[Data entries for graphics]
--------------------

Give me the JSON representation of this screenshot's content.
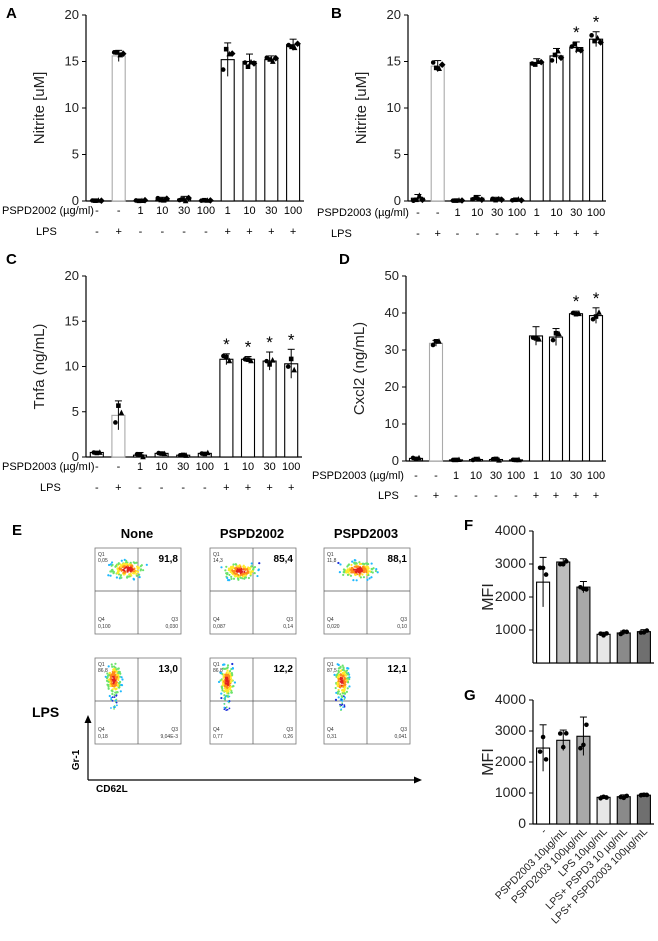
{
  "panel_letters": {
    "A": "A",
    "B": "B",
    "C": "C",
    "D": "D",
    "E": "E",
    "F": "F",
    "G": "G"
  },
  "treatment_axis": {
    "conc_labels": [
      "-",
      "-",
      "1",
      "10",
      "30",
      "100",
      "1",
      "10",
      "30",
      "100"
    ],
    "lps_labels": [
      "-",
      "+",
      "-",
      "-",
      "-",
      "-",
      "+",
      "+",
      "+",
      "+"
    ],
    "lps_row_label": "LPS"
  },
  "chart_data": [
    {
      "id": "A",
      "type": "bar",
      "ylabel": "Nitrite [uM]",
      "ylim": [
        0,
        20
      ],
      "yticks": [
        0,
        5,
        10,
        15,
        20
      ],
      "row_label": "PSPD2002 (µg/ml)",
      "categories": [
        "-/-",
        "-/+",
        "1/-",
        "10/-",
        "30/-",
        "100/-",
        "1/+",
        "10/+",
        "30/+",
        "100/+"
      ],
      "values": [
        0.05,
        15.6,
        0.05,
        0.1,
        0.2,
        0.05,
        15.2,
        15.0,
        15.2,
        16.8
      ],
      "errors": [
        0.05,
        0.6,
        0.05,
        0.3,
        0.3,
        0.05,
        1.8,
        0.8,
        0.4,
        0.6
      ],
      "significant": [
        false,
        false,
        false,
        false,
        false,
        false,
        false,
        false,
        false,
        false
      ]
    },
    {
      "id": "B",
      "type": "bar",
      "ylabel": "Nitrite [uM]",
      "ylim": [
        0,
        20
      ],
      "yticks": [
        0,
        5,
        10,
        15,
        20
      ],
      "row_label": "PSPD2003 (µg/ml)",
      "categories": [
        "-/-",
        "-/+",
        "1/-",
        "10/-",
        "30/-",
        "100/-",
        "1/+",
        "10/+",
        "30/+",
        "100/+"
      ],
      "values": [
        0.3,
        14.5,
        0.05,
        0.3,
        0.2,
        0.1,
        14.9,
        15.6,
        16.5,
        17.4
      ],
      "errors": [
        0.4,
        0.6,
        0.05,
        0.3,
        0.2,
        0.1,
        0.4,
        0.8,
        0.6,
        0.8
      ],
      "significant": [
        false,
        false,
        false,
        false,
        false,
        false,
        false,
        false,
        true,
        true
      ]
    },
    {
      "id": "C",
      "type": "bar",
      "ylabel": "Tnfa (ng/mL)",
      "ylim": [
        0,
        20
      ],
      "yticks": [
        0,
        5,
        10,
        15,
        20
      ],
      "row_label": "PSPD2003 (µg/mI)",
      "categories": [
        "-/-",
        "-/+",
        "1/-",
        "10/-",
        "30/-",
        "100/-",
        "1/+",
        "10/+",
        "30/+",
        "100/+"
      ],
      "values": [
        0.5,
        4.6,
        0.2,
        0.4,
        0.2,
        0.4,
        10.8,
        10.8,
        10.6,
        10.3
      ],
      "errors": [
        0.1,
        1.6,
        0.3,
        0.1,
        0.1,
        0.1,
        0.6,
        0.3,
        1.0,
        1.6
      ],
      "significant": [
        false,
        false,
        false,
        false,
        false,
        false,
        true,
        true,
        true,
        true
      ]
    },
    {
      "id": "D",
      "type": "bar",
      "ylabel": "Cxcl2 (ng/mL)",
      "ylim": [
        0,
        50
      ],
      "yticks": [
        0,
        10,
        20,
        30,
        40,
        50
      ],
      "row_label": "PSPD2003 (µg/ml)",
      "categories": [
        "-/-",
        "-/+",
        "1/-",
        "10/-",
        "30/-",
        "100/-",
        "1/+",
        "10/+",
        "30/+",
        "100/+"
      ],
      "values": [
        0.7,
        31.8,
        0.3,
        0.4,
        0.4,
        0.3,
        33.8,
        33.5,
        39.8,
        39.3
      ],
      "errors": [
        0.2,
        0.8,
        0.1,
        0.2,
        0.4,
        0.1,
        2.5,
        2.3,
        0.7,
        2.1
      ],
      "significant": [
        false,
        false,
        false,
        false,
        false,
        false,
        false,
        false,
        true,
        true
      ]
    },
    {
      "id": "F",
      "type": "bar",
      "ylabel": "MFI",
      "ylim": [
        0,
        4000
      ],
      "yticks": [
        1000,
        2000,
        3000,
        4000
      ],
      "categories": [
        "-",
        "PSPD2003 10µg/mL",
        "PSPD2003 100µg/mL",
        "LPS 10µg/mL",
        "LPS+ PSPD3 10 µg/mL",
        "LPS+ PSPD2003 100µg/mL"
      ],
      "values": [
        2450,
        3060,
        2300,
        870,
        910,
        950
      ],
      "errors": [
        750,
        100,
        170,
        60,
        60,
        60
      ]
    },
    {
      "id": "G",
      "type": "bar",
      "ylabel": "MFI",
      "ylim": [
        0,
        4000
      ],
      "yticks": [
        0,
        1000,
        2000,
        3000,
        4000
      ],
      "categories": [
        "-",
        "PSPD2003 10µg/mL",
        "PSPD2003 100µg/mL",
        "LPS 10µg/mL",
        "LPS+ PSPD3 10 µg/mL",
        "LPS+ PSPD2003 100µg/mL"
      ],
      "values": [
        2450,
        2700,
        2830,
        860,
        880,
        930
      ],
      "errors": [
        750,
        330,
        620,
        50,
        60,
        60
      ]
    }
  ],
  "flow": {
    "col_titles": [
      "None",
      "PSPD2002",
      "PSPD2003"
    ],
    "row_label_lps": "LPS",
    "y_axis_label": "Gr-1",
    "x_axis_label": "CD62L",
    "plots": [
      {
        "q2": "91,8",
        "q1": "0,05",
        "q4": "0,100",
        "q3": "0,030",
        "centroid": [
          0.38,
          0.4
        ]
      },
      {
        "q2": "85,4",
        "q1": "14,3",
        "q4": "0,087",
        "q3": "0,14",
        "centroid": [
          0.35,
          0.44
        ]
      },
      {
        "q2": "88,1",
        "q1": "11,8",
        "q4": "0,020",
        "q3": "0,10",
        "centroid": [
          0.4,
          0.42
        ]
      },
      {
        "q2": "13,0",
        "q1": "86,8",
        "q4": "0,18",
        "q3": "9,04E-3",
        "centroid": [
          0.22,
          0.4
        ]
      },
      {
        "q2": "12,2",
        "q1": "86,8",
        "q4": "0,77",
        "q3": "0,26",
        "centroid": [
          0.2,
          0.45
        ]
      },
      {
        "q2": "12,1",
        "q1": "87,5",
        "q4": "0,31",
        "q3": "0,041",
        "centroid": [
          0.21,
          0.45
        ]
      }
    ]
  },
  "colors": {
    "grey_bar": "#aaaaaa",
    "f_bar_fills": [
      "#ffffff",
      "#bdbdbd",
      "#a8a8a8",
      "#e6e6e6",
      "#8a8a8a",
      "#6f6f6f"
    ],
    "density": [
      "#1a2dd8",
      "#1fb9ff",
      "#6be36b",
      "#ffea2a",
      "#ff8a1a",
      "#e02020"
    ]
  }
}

--------------------

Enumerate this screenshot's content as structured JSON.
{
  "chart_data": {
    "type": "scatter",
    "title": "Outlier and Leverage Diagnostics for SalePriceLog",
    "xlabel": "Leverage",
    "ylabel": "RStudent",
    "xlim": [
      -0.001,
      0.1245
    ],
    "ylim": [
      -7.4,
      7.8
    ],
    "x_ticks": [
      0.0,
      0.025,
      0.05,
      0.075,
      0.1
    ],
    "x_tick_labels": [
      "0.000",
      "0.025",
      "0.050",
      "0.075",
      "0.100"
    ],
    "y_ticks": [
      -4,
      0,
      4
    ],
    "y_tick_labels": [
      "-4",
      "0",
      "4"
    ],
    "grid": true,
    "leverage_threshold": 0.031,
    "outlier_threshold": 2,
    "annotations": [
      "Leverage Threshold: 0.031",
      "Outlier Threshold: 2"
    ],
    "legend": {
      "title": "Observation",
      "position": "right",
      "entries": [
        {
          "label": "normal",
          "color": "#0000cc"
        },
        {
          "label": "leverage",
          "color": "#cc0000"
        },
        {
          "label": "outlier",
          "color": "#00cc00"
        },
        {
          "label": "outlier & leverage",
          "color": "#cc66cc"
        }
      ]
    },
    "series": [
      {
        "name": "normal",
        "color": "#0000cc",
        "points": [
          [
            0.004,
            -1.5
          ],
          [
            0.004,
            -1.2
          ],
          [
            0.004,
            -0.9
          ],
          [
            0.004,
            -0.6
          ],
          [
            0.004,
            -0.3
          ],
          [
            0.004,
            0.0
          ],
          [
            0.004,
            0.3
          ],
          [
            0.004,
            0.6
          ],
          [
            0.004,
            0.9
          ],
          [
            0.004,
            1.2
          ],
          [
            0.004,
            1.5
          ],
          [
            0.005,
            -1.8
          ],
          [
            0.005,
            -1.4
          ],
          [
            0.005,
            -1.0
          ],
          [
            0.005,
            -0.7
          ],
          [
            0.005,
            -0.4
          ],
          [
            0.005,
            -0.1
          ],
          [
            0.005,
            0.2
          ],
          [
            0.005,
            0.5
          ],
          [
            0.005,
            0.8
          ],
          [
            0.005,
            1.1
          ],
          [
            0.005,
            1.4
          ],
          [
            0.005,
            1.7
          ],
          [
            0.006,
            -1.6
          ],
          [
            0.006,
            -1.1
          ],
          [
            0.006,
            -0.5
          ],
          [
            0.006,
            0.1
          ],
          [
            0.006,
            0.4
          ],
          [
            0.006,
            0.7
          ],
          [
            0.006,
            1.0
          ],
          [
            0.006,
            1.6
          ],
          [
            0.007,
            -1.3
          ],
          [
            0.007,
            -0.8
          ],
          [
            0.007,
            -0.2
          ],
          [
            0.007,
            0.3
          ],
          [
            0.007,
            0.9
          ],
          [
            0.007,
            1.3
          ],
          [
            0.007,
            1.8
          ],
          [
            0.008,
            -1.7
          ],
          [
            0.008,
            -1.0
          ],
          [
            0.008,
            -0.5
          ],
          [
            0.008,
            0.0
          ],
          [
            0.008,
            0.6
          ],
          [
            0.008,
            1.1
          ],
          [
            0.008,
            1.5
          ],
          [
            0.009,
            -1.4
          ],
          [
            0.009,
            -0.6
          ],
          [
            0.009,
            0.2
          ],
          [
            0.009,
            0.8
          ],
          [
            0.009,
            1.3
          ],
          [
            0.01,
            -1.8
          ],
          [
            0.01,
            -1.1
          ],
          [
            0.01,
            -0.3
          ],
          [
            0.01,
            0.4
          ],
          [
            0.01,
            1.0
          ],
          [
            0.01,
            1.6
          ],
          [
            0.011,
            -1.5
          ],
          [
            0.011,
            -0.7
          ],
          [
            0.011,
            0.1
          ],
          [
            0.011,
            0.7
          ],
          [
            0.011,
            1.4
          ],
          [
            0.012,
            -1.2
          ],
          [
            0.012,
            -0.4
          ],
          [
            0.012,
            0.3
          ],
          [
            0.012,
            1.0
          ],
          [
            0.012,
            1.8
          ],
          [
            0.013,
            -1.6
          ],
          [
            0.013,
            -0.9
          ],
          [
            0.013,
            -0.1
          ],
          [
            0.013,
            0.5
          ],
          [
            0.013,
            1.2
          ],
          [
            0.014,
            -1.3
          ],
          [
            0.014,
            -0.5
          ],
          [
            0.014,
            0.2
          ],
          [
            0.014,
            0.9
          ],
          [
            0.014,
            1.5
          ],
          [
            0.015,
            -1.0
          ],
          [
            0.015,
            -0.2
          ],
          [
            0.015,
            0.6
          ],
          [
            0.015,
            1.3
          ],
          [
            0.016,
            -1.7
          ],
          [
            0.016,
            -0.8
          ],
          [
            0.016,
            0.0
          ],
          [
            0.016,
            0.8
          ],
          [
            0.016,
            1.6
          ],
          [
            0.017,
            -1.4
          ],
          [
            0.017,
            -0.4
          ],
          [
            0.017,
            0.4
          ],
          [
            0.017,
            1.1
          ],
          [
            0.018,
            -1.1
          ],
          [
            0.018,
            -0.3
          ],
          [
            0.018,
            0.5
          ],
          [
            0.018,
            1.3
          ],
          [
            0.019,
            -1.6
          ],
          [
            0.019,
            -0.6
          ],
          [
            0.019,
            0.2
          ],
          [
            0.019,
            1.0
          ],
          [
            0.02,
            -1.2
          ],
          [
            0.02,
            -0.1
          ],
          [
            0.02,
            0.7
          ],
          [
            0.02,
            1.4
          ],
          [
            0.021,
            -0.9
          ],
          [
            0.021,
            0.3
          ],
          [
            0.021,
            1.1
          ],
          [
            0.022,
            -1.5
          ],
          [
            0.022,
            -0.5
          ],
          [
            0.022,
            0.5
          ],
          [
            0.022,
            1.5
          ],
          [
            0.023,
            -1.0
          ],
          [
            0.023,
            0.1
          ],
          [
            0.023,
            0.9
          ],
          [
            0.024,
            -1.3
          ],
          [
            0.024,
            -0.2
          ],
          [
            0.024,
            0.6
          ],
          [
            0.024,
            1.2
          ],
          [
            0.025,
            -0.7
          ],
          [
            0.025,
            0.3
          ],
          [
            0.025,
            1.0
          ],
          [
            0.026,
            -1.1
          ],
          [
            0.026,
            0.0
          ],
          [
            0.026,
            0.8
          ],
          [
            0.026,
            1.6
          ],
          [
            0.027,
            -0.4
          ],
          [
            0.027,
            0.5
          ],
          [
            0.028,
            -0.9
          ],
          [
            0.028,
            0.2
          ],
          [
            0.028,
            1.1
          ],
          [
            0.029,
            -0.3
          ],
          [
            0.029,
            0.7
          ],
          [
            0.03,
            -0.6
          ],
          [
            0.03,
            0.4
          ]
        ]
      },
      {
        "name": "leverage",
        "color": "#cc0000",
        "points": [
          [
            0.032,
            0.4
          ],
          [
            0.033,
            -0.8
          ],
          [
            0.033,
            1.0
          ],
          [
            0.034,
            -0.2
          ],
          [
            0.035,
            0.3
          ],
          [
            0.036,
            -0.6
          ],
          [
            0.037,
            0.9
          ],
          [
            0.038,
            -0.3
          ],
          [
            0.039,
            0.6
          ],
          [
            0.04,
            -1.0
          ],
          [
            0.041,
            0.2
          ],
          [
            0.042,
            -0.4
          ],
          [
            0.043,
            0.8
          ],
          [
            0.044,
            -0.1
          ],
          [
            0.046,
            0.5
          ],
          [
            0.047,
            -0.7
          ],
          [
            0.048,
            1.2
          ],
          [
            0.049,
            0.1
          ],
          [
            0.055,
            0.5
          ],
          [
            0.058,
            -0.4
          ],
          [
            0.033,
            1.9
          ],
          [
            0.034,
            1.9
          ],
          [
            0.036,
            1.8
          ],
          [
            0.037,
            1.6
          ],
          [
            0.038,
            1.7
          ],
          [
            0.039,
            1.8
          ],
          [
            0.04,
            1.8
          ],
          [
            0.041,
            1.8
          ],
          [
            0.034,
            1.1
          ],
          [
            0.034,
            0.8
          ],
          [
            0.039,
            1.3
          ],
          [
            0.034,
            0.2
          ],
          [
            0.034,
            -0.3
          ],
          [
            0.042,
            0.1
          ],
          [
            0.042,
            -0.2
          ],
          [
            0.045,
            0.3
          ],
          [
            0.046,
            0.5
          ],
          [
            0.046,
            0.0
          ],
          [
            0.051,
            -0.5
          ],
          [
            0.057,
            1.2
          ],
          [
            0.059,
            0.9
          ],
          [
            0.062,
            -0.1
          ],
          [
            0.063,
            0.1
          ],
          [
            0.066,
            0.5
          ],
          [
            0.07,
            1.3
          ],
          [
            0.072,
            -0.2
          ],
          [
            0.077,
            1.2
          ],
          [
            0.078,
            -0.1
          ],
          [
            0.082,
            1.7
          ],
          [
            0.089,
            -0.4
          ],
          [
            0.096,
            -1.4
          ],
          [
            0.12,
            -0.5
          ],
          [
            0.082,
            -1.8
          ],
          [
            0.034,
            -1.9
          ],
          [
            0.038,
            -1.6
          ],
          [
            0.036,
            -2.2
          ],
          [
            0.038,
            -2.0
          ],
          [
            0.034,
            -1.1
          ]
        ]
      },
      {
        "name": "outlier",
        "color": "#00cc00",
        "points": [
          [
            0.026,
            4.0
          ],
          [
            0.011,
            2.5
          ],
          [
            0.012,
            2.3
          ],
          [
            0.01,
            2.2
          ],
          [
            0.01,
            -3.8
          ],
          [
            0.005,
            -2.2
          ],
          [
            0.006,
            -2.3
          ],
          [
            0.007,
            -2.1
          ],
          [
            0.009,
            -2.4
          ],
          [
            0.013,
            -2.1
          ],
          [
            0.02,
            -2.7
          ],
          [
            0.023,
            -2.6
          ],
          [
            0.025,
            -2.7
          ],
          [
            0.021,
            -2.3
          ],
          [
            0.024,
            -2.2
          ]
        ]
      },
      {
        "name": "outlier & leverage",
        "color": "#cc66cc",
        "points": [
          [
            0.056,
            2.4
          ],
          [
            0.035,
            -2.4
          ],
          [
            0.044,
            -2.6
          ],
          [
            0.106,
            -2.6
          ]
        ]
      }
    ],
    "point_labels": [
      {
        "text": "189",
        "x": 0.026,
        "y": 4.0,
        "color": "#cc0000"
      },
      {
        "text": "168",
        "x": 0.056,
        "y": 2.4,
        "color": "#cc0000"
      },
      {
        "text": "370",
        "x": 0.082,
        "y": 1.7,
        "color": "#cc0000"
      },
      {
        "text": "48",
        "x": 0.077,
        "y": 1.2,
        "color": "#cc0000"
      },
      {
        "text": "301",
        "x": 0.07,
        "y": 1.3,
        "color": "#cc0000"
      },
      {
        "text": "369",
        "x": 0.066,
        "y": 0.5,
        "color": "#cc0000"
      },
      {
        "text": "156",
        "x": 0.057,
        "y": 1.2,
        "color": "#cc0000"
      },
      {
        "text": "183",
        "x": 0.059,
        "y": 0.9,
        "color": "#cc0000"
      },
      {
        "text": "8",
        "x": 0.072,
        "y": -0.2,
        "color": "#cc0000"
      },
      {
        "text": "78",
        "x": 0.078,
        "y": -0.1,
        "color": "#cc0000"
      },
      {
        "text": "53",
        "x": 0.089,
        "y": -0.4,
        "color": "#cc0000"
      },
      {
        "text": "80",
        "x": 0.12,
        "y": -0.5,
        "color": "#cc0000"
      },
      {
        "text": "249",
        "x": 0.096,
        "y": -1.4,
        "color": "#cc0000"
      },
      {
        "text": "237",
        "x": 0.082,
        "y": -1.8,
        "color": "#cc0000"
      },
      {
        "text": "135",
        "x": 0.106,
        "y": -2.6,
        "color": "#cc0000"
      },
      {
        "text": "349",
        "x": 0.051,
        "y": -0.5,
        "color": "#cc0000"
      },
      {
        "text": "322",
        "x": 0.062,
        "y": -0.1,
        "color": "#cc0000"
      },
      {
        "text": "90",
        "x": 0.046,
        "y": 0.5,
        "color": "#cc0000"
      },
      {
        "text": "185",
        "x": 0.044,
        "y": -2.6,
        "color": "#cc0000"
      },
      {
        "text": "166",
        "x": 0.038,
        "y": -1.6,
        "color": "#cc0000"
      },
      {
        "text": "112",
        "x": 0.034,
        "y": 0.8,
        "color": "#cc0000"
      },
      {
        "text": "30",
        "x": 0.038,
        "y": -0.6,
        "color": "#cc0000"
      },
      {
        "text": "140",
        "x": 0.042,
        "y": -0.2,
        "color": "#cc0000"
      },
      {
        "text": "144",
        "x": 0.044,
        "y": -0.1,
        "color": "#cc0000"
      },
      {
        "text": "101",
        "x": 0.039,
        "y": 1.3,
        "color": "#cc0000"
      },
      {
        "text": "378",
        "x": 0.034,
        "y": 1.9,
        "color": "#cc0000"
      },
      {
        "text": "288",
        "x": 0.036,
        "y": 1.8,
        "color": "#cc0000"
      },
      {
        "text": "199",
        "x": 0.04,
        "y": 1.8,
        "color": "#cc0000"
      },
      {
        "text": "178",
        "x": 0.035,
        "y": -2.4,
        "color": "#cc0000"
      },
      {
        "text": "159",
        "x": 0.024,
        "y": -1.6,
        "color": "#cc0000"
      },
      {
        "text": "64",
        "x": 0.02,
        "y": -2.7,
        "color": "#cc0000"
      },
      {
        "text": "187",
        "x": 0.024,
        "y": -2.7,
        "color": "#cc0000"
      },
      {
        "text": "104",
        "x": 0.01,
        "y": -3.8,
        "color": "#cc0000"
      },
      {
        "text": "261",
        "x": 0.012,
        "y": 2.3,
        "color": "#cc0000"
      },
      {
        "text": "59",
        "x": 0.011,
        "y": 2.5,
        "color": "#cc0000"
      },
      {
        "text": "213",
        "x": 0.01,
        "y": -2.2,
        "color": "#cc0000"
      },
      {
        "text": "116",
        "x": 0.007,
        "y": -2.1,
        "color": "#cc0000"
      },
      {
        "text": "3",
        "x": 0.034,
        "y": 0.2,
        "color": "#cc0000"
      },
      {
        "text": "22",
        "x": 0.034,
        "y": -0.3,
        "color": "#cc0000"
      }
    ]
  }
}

--------------------

Set task
Of the lines in this listing, how many contain "ylabel"? Reply with the number and nothing more.

Correct output
7